[start of Rows]

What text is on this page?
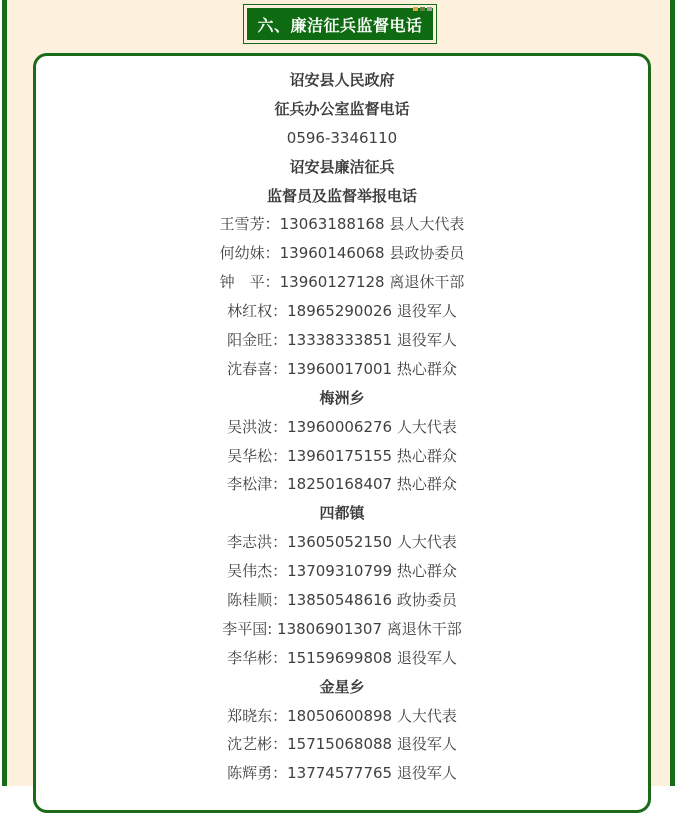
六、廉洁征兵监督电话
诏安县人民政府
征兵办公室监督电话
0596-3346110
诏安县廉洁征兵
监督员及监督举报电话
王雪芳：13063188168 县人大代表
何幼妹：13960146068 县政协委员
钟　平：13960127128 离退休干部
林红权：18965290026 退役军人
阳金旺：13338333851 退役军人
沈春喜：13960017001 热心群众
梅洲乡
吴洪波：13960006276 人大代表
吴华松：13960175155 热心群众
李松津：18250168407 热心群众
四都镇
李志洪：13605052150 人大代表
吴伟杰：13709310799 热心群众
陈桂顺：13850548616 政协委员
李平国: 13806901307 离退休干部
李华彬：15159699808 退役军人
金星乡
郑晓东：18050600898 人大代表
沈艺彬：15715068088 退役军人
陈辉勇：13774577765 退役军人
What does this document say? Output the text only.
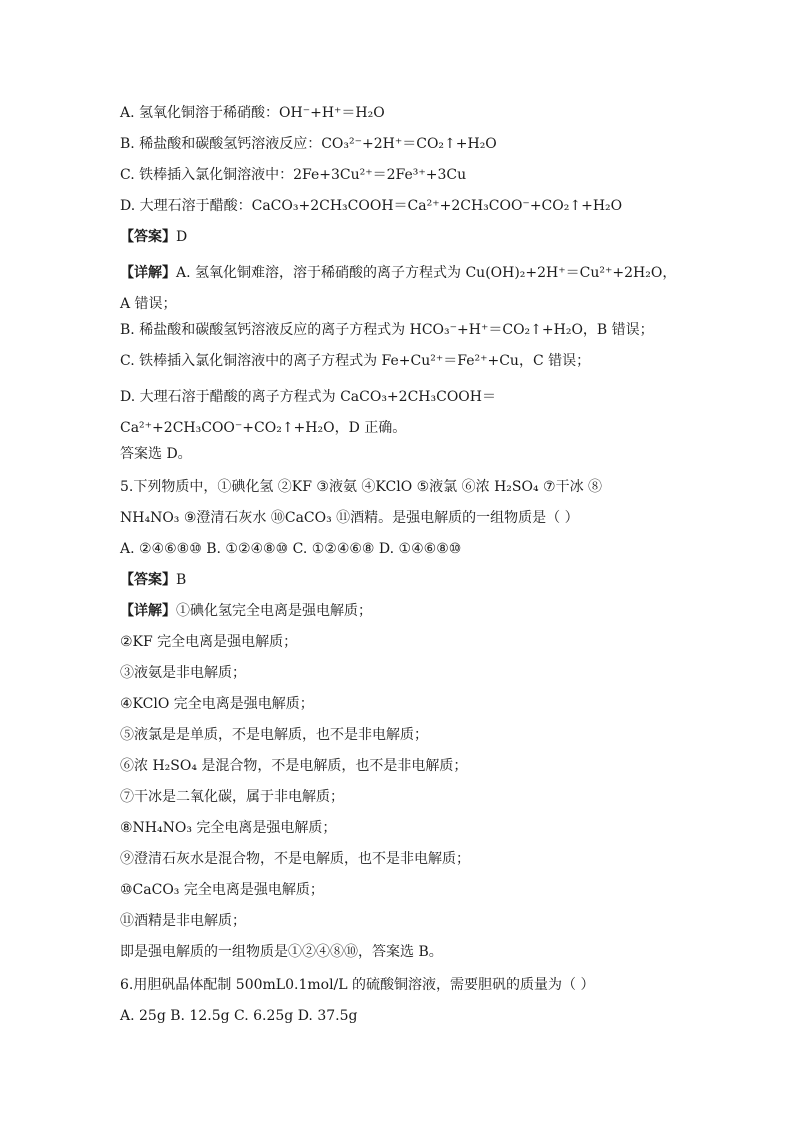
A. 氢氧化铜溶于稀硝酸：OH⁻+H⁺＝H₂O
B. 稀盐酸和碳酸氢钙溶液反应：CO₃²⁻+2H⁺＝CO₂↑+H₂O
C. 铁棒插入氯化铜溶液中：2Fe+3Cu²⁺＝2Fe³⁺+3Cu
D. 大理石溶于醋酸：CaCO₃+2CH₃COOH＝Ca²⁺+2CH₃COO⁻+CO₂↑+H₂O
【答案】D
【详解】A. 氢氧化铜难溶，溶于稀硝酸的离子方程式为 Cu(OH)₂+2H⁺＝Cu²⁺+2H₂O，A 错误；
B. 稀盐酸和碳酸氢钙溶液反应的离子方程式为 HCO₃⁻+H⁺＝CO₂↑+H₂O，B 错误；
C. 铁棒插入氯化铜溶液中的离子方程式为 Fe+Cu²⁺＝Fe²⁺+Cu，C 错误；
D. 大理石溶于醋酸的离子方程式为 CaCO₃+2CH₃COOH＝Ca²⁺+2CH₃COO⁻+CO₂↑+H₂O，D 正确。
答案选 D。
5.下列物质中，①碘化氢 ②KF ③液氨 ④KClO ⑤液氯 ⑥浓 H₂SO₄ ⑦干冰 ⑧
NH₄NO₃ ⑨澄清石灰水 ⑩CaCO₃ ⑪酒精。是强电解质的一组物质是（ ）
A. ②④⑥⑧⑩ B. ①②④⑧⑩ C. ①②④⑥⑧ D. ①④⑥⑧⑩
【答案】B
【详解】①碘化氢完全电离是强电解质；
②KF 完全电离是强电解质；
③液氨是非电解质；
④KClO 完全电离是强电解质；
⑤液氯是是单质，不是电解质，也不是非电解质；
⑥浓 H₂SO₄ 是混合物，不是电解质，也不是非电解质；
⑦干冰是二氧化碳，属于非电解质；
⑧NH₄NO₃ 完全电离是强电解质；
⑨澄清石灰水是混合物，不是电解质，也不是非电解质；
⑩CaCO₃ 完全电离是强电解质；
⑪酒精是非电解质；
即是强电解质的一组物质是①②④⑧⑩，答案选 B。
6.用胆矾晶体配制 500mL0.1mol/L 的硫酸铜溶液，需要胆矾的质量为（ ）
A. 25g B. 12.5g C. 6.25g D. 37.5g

[end of Rows]
[start of Rows]

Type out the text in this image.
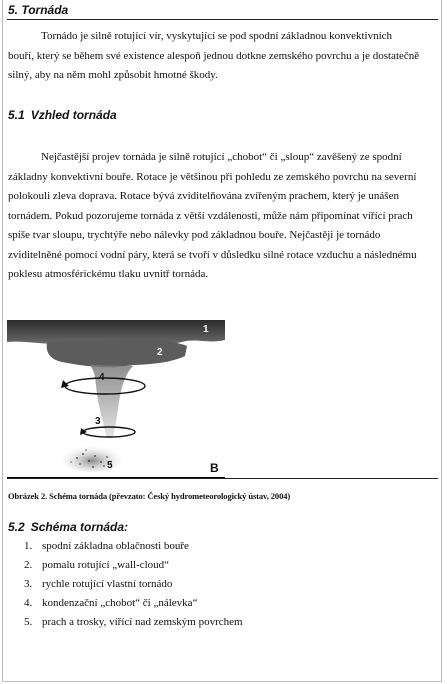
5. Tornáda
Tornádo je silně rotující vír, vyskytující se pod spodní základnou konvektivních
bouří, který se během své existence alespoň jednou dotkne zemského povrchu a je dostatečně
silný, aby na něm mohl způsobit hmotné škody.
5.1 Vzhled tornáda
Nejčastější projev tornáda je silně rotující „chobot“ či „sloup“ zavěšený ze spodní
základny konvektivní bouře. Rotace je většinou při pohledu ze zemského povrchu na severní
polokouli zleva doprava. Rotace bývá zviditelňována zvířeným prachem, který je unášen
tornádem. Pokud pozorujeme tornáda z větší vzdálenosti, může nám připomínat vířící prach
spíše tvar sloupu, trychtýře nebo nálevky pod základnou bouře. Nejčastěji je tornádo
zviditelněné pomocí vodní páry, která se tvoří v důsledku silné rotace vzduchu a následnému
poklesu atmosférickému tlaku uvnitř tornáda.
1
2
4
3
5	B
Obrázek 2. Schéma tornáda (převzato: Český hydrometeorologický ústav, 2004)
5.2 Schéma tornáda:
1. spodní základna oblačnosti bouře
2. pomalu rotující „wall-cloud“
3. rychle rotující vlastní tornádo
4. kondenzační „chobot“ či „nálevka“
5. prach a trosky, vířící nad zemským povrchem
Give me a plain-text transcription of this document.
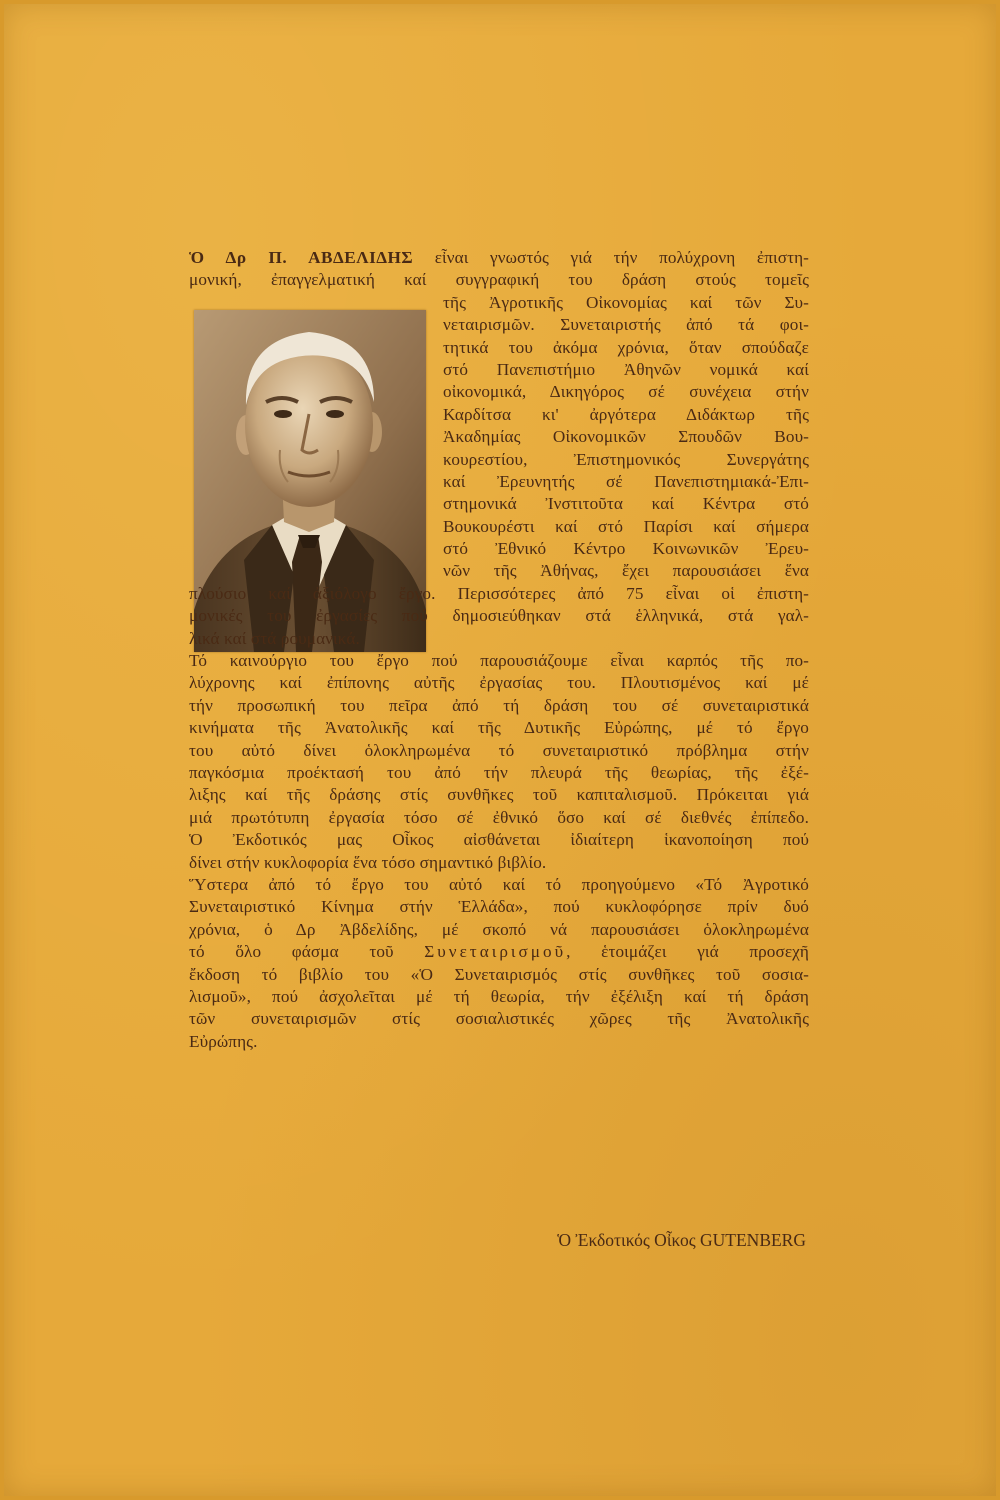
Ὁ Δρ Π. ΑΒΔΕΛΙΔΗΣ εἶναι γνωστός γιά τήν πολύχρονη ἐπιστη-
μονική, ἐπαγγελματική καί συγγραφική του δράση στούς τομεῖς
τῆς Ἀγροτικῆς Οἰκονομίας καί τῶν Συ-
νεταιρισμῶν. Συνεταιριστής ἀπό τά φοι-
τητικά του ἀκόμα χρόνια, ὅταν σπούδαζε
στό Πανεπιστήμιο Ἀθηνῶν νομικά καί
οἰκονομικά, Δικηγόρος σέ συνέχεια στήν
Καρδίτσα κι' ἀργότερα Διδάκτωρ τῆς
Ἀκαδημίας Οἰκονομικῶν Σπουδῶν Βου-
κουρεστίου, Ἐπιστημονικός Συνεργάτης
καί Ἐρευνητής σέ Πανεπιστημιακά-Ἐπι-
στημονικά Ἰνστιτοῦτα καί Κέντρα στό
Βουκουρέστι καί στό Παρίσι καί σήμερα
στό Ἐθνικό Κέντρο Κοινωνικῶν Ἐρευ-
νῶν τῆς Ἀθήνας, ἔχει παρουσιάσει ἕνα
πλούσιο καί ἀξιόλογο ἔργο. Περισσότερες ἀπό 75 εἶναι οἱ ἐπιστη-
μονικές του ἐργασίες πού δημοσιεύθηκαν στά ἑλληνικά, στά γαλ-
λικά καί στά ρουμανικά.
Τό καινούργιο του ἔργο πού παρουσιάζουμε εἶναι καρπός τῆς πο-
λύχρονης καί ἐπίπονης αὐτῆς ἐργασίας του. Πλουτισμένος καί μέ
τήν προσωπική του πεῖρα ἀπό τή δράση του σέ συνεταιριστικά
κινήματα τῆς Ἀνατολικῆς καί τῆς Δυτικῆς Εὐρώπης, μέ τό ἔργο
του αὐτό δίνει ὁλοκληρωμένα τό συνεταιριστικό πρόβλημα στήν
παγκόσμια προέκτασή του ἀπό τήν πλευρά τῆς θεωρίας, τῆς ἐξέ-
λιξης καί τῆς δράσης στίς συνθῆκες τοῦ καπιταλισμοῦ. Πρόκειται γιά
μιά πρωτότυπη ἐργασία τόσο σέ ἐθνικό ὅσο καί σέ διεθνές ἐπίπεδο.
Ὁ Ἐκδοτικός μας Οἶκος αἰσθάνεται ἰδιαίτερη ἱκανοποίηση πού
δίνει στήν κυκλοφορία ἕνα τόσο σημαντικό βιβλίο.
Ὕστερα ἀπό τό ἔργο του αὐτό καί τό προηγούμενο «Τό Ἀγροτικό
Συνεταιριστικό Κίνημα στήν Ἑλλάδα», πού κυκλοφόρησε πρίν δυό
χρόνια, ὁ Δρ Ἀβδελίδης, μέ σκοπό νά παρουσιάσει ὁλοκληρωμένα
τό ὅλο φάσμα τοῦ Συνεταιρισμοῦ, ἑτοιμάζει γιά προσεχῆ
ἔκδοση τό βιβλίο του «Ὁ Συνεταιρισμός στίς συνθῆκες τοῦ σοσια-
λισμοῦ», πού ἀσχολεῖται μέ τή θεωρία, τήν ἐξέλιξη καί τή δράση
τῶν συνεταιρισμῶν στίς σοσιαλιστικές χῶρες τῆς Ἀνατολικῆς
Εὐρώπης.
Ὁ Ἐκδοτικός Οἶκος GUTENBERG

[end of Rows]
[start of Rows]

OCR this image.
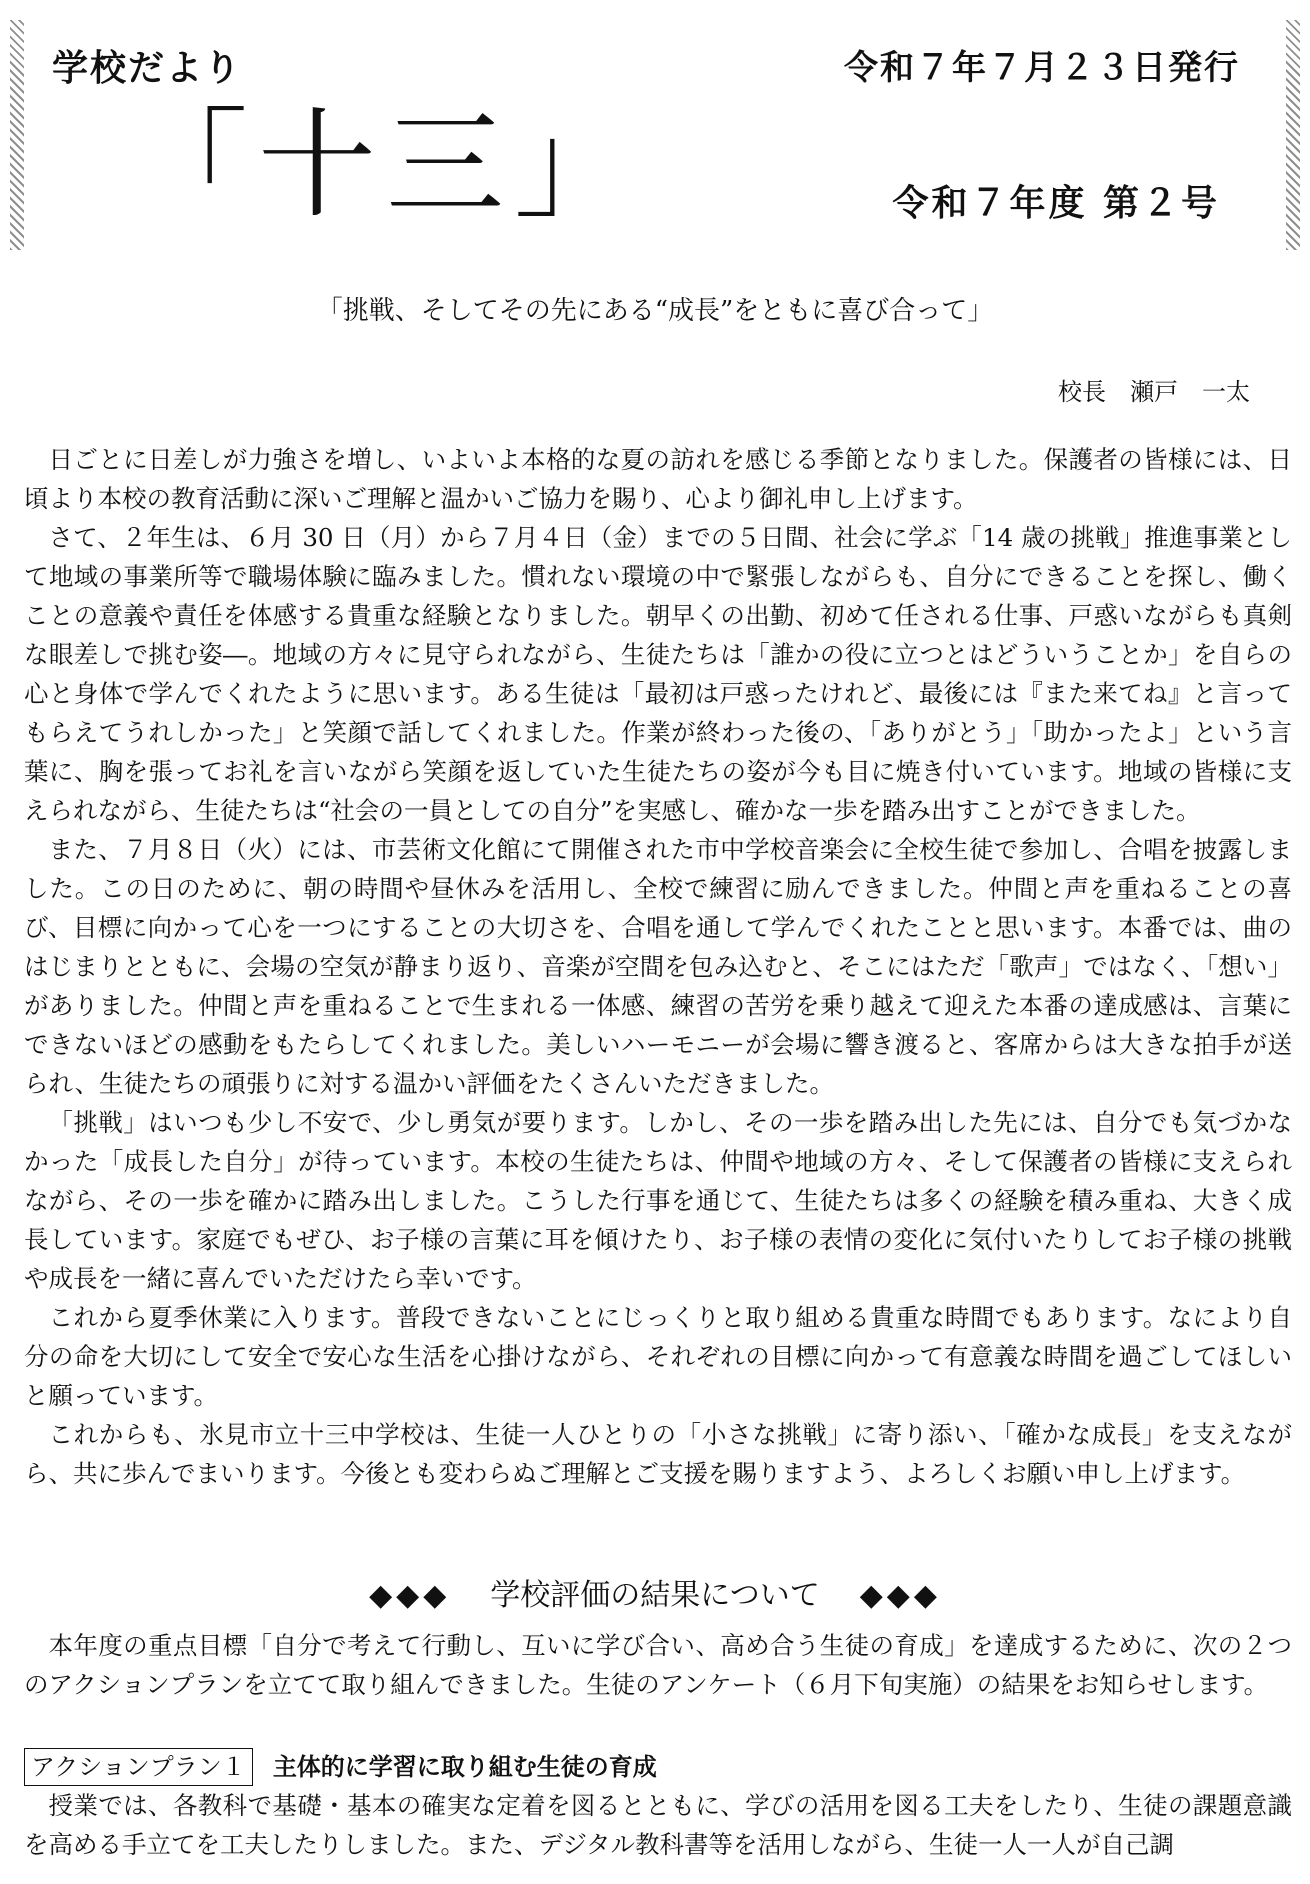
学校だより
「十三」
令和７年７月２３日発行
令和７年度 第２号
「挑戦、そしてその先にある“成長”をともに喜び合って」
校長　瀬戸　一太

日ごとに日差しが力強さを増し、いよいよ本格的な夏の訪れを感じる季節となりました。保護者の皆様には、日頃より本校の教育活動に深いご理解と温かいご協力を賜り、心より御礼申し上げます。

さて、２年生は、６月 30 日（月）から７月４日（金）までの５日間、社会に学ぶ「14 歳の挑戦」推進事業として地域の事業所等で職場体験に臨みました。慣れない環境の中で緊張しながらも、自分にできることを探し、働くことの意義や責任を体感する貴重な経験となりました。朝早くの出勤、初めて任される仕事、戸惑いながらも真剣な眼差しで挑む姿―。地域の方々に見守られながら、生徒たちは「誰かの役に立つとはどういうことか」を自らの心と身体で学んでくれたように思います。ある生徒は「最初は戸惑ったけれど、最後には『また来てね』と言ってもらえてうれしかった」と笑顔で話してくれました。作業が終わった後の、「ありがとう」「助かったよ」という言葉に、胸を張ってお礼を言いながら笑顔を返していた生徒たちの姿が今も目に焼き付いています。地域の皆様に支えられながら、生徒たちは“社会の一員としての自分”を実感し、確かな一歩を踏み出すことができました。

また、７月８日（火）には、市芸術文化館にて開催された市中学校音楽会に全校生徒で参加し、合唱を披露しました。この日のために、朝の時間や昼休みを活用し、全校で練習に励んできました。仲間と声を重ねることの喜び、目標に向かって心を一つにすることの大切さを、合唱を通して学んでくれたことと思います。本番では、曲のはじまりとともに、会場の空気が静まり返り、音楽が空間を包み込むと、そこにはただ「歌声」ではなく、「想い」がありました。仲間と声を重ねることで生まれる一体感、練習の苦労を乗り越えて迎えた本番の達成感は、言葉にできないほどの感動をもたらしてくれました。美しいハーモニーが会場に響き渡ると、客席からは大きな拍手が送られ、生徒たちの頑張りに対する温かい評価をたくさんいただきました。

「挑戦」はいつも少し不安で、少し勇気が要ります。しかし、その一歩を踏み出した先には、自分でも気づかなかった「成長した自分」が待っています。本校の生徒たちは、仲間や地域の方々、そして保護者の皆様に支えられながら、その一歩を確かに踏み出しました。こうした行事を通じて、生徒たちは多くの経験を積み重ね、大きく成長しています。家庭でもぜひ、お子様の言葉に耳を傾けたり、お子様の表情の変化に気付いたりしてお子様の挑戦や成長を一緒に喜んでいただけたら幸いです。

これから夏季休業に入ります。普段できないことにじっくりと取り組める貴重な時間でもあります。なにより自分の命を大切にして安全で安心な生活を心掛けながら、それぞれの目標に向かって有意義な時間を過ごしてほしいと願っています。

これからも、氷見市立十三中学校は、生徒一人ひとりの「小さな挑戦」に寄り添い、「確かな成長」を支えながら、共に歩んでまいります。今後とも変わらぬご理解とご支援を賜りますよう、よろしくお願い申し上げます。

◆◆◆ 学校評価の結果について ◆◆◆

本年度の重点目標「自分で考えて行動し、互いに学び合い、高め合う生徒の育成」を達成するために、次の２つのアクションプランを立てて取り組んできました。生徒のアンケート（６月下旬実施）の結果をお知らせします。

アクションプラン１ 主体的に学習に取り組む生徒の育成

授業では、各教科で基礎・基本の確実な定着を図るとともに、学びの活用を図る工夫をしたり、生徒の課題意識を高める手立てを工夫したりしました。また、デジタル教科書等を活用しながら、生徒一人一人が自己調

[end of Rows]

■ Problem statement ■
What is the number of lines in the listing that include the word "αὐτό"? Give that number and nothing else.

■ Written response ■
2